● **Stated problem**
Copy out the items word for word, from the first line through the line holding "396, 544, 405]", inclusive.

····················

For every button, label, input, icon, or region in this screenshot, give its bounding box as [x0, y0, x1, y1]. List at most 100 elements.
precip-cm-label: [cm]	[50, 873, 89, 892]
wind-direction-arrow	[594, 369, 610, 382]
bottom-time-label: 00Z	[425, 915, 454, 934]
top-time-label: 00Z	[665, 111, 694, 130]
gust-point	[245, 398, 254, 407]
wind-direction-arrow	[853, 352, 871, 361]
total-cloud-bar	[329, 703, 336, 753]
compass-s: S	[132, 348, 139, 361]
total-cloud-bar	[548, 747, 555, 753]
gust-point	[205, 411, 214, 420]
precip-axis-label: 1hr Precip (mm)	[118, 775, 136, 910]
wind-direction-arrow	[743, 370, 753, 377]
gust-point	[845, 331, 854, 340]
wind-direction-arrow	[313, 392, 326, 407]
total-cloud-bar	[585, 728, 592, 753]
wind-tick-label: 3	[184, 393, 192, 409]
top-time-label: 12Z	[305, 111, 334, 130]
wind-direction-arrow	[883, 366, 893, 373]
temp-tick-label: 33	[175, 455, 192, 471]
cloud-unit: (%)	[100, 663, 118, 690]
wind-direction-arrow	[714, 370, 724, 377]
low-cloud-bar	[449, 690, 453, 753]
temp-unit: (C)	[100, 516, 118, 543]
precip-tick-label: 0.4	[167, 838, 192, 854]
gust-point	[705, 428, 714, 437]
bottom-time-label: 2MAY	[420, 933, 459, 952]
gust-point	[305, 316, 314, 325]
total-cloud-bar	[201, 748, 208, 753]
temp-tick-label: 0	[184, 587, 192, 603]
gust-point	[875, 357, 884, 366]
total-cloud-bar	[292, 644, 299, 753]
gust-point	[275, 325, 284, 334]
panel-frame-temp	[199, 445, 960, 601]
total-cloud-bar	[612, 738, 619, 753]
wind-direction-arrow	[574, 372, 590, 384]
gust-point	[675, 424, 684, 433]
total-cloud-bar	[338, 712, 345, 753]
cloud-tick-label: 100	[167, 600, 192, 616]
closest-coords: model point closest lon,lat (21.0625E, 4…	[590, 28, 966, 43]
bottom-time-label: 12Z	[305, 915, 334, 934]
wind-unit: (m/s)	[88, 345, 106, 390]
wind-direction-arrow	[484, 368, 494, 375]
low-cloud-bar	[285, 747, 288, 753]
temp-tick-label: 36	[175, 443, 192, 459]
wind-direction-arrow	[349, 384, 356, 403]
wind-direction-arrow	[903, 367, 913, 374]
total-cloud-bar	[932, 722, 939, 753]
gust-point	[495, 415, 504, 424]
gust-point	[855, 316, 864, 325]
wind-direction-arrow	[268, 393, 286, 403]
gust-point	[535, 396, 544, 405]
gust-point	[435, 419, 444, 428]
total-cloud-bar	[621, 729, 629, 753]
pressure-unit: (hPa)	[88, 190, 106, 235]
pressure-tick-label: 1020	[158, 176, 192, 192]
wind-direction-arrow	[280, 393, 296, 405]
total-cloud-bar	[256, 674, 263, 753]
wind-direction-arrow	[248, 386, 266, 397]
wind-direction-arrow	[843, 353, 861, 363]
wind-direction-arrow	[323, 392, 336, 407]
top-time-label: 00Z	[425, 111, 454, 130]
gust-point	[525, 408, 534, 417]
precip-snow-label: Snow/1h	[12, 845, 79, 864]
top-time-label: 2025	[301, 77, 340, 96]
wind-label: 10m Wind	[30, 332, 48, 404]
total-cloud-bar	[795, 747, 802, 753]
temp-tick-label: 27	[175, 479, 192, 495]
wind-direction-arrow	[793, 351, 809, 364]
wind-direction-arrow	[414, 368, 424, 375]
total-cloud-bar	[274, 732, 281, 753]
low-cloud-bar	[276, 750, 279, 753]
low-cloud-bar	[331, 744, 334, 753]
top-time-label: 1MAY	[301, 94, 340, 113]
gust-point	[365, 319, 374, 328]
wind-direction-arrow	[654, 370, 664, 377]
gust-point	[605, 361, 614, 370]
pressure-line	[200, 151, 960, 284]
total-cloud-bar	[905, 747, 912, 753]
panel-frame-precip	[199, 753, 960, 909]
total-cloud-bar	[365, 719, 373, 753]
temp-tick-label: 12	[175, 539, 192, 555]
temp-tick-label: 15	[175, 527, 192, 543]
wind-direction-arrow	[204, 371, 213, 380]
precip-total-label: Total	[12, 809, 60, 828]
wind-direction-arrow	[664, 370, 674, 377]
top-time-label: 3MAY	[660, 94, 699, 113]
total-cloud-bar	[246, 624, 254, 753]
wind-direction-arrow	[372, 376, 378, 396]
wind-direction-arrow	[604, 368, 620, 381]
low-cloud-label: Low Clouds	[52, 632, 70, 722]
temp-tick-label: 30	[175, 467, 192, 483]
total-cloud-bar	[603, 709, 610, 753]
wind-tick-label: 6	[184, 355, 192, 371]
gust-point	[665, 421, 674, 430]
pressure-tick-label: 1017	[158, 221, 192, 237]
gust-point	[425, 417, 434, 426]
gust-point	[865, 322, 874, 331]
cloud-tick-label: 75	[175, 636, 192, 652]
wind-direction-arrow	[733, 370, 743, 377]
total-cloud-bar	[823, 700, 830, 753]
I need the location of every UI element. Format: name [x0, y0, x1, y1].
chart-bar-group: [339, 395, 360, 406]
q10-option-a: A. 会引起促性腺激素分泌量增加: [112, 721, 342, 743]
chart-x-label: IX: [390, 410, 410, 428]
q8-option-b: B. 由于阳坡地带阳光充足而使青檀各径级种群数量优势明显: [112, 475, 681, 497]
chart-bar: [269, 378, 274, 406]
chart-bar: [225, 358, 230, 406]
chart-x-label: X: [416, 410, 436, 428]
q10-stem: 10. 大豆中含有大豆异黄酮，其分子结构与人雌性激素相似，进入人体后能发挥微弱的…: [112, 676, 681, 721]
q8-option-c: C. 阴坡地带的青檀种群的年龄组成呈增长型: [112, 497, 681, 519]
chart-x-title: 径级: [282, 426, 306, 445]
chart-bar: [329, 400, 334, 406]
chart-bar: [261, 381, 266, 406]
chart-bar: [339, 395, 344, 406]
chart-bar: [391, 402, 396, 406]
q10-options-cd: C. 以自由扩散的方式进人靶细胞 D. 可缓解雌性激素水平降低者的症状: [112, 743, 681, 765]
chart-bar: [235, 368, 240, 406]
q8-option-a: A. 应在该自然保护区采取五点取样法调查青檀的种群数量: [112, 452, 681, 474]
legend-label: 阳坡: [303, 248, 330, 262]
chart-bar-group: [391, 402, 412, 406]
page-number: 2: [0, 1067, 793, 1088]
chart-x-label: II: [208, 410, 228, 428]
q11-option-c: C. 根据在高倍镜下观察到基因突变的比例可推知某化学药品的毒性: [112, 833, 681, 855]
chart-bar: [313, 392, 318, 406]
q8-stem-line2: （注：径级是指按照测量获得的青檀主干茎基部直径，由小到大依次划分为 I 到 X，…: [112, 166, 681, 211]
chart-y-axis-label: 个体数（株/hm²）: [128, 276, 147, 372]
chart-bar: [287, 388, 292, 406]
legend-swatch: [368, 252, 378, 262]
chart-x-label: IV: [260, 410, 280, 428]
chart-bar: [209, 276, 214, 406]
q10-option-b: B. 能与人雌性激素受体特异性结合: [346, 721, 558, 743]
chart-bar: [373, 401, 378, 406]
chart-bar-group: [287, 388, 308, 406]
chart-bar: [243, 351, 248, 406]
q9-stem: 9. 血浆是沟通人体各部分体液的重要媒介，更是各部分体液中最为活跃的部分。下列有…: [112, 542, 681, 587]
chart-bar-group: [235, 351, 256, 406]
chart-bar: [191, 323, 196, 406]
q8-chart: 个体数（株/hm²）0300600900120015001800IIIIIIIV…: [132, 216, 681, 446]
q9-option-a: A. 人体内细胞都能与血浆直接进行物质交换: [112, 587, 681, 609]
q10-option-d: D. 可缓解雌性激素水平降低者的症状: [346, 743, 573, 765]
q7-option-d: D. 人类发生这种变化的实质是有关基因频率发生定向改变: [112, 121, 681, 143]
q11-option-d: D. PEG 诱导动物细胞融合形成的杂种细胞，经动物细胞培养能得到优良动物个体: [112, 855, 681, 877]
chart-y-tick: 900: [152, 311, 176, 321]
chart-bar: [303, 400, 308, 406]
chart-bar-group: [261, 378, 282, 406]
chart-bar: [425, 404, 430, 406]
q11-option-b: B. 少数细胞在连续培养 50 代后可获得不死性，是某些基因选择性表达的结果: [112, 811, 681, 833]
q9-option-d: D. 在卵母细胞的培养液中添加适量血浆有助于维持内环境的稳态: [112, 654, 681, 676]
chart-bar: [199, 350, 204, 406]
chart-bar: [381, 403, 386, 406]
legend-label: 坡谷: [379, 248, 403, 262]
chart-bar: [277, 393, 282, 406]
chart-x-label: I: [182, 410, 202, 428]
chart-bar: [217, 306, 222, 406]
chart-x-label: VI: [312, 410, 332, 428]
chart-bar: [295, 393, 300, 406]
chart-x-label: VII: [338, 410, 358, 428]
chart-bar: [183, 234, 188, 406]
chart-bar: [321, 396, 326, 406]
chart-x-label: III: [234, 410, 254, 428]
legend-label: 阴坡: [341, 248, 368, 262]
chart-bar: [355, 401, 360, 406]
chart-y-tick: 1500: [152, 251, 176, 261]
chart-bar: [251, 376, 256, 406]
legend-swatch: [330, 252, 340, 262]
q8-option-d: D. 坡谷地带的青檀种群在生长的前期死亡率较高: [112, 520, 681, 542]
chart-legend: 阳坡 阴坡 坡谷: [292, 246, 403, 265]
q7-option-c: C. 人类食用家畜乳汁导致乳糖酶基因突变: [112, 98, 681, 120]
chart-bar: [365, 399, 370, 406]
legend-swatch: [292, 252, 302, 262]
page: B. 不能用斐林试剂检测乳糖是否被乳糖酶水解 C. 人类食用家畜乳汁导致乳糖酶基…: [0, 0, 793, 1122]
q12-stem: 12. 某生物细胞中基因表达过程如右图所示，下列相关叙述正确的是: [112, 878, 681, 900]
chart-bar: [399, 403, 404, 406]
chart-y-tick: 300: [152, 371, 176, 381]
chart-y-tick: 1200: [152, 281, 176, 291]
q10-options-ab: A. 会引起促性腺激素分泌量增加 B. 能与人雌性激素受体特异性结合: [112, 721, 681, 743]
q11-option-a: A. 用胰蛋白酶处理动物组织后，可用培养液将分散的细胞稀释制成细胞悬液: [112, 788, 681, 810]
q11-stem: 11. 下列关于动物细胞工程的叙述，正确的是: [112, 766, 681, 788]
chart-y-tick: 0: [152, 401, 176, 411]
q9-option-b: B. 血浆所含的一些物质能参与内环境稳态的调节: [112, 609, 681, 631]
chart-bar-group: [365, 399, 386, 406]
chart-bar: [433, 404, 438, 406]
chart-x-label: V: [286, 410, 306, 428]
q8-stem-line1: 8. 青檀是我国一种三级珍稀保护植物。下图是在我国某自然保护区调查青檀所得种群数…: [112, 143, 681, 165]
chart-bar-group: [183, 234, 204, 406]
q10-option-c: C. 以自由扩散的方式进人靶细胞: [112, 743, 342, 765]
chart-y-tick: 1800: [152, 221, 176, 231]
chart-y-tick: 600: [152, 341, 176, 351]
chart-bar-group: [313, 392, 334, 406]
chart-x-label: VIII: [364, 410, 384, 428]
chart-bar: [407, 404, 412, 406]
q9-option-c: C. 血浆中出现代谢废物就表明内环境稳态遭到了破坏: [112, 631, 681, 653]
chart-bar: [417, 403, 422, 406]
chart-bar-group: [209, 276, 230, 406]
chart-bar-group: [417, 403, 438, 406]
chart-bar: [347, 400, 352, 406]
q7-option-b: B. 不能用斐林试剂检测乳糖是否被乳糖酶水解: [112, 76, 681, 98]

····················

● **Task output**
For every button, label, input, icon, or region in this screenshot, give its bounding box as [x0, y0, x1, y1]. List at most 100 elements.
precip-cm-label: [cm]	[50, 873, 89, 892]
wind-direction-arrow	[594, 369, 610, 382]
bottom-time-label: 00Z	[425, 915, 454, 934]
top-time-label: 00Z	[665, 111, 694, 130]
gust-point	[245, 398, 254, 407]
wind-direction-arrow	[853, 352, 871, 361]
total-cloud-bar	[329, 703, 336, 753]
compass-s: S	[132, 348, 139, 361]
total-cloud-bar	[548, 747, 555, 753]
gust-point	[205, 411, 214, 420]
precip-axis-label: 1hr Precip (mm)	[118, 775, 136, 910]
wind-direction-arrow	[743, 370, 753, 377]
gust-point	[845, 331, 854, 340]
wind-direction-arrow	[313, 392, 326, 407]
total-cloud-bar	[585, 728, 592, 753]
wind-tick-label: 3	[184, 393, 192, 409]
top-time-label: 12Z	[305, 111, 334, 130]
wind-direction-arrow	[883, 366, 893, 373]
temp-tick-label: 33	[175, 455, 192, 471]
cloud-unit: (%)	[100, 663, 118, 690]
wind-direction-arrow	[714, 370, 724, 377]
low-cloud-bar	[449, 690, 453, 753]
temp-unit: (C)	[100, 516, 118, 543]
precip-tick-label: 0.4	[167, 838, 192, 854]
gust-point	[705, 428, 714, 437]
bottom-time-label: 2MAY	[420, 933, 459, 952]
gust-point	[305, 316, 314, 325]
total-cloud-bar	[201, 748, 208, 753]
temp-tick-label: 0	[184, 587, 192, 603]
gust-point	[875, 357, 884, 366]
total-cloud-bar	[292, 644, 299, 753]
gust-point	[275, 325, 284, 334]
panel-frame-temp	[199, 445, 960, 601]
total-cloud-bar	[612, 738, 619, 753]
wind-direction-arrow	[574, 372, 590, 384]
gust-point	[675, 424, 684, 433]
total-cloud-bar	[338, 712, 345, 753]
cloud-tick-label: 100	[167, 600, 192, 616]
closest-coords: model point closest lon,lat (21.0625E, 4…	[590, 28, 966, 43]
bottom-time-label: 12Z	[305, 915, 334, 934]
wind-unit: (m/s)	[88, 345, 106, 390]
wind-direction-arrow	[484, 368, 494, 375]
low-cloud-bar	[285, 747, 288, 753]
temp-tick-label: 36	[175, 443, 192, 459]
wind-direction-arrow	[349, 384, 356, 403]
wind-direction-arrow	[903, 367, 913, 374]
total-cloud-bar	[932, 722, 939, 753]
gust-point	[495, 415, 504, 424]
gust-point	[855, 316, 864, 325]
wind-direction-arrow	[268, 393, 286, 403]
gust-point	[535, 396, 544, 405]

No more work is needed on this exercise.